Reproduce every entry in the listing without alteration.

◇ ◇ ◇ ◇ ◇

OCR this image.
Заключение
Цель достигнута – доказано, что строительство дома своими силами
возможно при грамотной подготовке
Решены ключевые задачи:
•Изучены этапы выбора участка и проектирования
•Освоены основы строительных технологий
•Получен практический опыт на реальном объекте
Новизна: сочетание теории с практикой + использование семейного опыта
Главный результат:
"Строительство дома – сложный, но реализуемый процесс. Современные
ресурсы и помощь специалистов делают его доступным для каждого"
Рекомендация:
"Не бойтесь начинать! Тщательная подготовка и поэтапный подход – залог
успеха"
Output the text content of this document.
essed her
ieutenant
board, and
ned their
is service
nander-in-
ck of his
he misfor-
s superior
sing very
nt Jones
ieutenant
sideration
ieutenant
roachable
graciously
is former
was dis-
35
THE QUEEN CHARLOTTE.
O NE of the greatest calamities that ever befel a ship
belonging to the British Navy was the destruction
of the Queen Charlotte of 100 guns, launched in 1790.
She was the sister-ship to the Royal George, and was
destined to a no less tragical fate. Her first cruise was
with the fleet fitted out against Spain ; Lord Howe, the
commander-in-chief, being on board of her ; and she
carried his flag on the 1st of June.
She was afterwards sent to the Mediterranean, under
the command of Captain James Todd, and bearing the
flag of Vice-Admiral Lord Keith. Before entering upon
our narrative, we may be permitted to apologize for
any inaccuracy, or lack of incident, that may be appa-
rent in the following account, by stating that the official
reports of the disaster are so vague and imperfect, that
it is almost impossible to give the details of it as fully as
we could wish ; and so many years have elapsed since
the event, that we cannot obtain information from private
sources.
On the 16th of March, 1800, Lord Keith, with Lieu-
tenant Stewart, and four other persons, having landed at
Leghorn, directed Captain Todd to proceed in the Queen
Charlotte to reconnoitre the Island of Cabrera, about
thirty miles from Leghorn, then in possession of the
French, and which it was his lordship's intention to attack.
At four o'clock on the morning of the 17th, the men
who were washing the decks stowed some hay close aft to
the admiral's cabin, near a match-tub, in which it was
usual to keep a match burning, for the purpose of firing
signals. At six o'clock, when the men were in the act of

◇ ◇ ◇ ◇ ◇

== EXERCISE SOLUTION ==
OCR this image.
Заключение
Цель достигнута – доказано, что строительство дома своими силами
возможно при грамотной подготовке
Решены ключевые задачи:
•Изучены этапы выбора участка и проектирования
•Освоены основы строительных технологий
•Получен практический опыт на реальном объекте
Новизна: сочетание теории с практикой + использование семейного опыта
Главный результат:
"Строительство дома – сложный, но реализуемый процесс. Современные
ресурсы и помощь специалистов делают его доступным для каждого"
Рекомендация:
"Не бойтесь начинать! Тщательная подготовка и поэтапный подход – залог
успеха"
Output the text content of this document.
essed her
ieutenant
board, and
ned their
is service
nander-in-
ck of his
he misfor-
s superior
sing very
nt Jones
ieutenant
sideration
ieutenant
roachable
graciously
is former
was dis-
35
THE QUEEN CHARLOTTE.
O NE of the greatest calamities that ever befel a ship
belonging to the British Navy was the destruction
of the Queen Charlotte of 100 guns, launched in 1790.
She was the sister-ship to the Royal George, and was
destined to a no less tragical fate. Her first cruise was
with the fleet fitted out against Spain ; Lord Howe, the
commander-in-chief, being on board of her ; and she
carried his flag on the 1st of June.
She was afterwards sent to the Mediterranean, under
the command of Captain James Todd, and bearing the
flag of Vice-Admiral Lord Keith. Before entering upon
our narrative, we may be permitted to apologize for
any inaccuracy, or lack of incident, that may be appa-
rent in the following account, by stating that the official
reports of the disaster are so vague and imperfect, that
it is almost impossible to give the details of it as fully as
we could wish ; and so many years have elapsed since
the event, that we cannot obtain information from private
sources.
On the 16th of March, 1800, Lord Keith, with Lieu-
tenant Stewart, and four other persons, having landed at
Leghorn, directed Captain Todd to proceed in the Queen
Charlotte to reconnoitre the Island of Cabrera, about
thirty miles from Leghorn, then in possession of the
French, and which it was his lordship's intention to attack.
At four o'clock on the morning of the 17th, the men
who were washing the decks stowed some hay close aft to
the admiral's cabin, near a match-tub, in which it was
usual to keep a match burning, for the purpose of firing
signals. At six o'clock, when the men were in the act of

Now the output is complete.